**WORK TO BE COMPLETED**
Every record must appear in your copy exactly as written, with no pictures.

**EXTRACTED INFORMATION**
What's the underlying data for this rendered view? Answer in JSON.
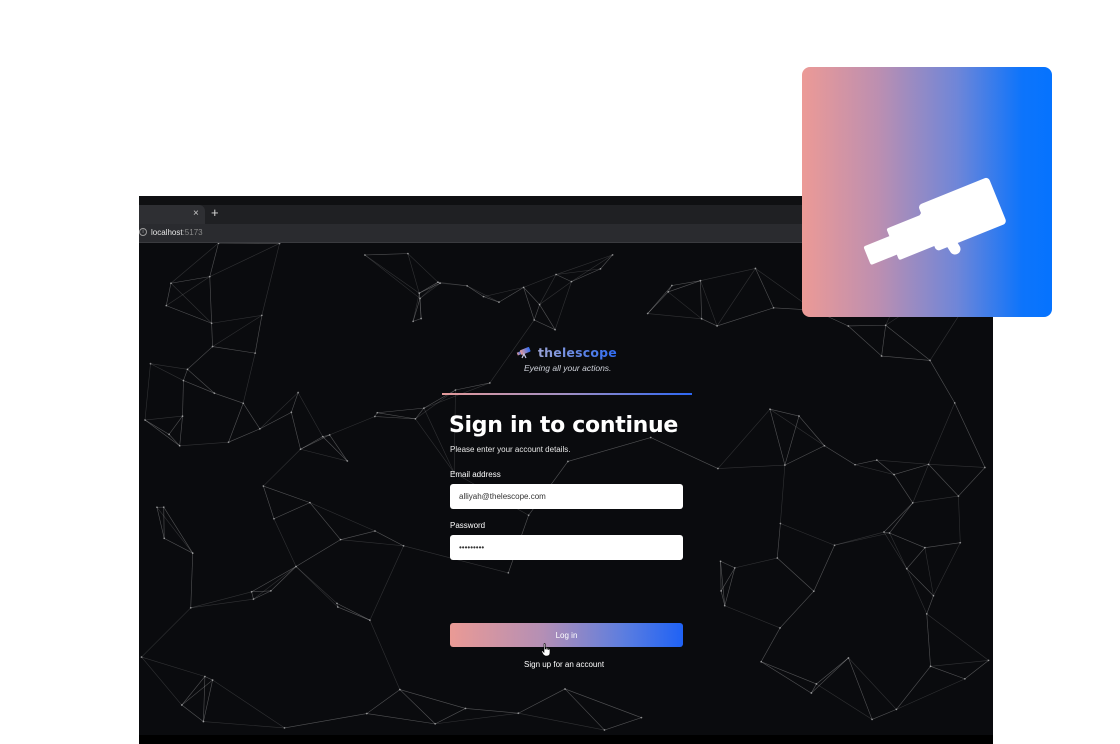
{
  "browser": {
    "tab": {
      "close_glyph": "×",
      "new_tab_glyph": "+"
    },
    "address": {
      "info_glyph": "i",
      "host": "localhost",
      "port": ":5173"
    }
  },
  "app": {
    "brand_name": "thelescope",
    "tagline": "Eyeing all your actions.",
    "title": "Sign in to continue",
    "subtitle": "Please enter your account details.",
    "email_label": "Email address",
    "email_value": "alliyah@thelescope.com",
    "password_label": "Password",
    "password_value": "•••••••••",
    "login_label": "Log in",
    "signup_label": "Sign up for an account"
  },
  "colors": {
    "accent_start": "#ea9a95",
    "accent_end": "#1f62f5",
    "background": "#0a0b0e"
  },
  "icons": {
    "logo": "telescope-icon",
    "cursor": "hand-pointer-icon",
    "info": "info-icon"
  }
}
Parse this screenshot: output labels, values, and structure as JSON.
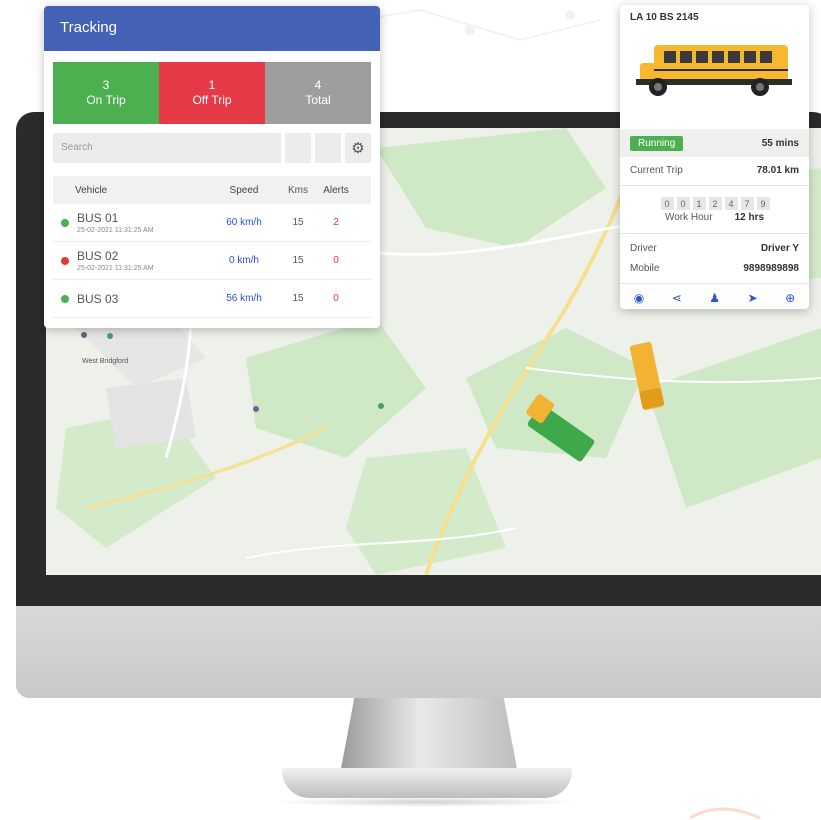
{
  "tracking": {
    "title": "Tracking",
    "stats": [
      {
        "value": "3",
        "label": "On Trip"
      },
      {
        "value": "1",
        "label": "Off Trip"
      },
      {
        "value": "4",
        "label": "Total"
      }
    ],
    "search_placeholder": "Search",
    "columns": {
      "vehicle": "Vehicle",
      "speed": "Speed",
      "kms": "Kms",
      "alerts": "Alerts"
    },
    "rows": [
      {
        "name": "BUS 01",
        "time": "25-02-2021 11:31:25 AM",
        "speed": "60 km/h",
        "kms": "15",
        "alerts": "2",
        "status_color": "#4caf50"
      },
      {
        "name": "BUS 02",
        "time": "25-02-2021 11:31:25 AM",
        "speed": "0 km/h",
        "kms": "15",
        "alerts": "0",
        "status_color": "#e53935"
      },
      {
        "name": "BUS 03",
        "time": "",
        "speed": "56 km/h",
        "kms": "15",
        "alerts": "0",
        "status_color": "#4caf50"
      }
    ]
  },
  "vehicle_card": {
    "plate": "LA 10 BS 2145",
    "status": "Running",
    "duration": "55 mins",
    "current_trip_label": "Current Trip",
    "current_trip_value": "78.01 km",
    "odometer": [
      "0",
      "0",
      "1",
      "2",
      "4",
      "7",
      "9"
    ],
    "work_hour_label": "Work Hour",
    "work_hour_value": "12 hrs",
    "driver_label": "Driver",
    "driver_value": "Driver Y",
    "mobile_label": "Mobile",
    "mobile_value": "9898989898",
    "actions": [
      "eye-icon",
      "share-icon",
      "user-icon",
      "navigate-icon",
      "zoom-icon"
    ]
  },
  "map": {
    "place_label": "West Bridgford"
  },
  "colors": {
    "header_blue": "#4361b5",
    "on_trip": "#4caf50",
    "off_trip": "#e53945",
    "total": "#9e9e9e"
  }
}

**OUTPUT OF THE TASK**
What's the underlying data for this rendered view? Answer in JSON.
{
  "browser": {
    "tab": {
      "close_glyph": "×",
      "new_tab_glyph": "+"
    },
    "address": {
      "info_glyph": "i",
      "host": "localhost",
      "port": ":5173"
    }
  },
  "app": {
    "brand_name": "thelescope",
    "tagline": "Eyeing all your actions.",
    "title": "Sign in to continue",
    "subtitle": "Please enter your account details.",
    "email_label": "Email address",
    "email_value": "alliyah@thelescope.com",
    "password_label": "Password",
    "password_value": "•••••••••",
    "login_label": "Log in",
    "signup_label": "Sign up for an account"
  },
  "colors": {
    "accent_start": "#ea9a95",
    "accent_end": "#1f62f5",
    "background": "#0a0b0e"
  },
  "icons": {
    "logo": "telescope-icon",
    "cursor": "hand-pointer-icon",
    "info": "info-icon"
  }
}
Parse this screenshot: output labels, values, and structure as JSON.
{
  "tracking": {
    "title": "Tracking",
    "stats": [
      {
        "value": "3",
        "label": "On Trip"
      },
      {
        "value": "1",
        "label": "Off Trip"
      },
      {
        "value": "4",
        "label": "Total"
      }
    ],
    "search_placeholder": "Search",
    "columns": {
      "vehicle": "Vehicle",
      "speed": "Speed",
      "kms": "Kms",
      "alerts": "Alerts"
    },
    "rows": [
      {
        "name": "BUS 01",
        "time": "25-02-2021 11:31:25 AM",
        "speed": "60 km/h",
        "kms": "15",
        "alerts": "2",
        "status_color": "#4caf50"
      },
      {
        "name": "BUS 02",
        "time": "25-02-2021 11:31:25 AM",
        "speed": "0 km/h",
        "kms": "15",
        "alerts": "0",
        "status_color": "#e53935"
      },
      {
        "name": "BUS 03",
        "time": "",
        "speed": "56 km/h",
        "kms": "15",
        "alerts": "0",
        "status_color": "#4caf50"
      }
    ]
  },
  "vehicle_card": {
    "plate": "LA 10 BS 2145",
    "status": "Running",
    "duration": "55 mins",
    "current_trip_label": "Current Trip",
    "current_trip_value": "78.01 km",
    "odometer": [
      "0",
      "0",
      "1",
      "2",
      "4",
      "7",
      "9"
    ],
    "work_hour_label": "Work Hour",
    "work_hour_value": "12 hrs",
    "driver_label": "Driver",
    "driver_value": "Driver Y",
    "mobile_label": "Mobile",
    "mobile_value": "9898989898",
    "actions": [
      "eye-icon",
      "share-icon",
      "user-icon",
      "navigate-icon",
      "zoom-icon"
    ]
  },
  "map": {
    "place_label": "West Bridgford"
  },
  "colors": {
    "header_blue": "#4361b5",
    "on_trip": "#4caf50",
    "off_trip": "#e53945",
    "total": "#9e9e9e"
  }
}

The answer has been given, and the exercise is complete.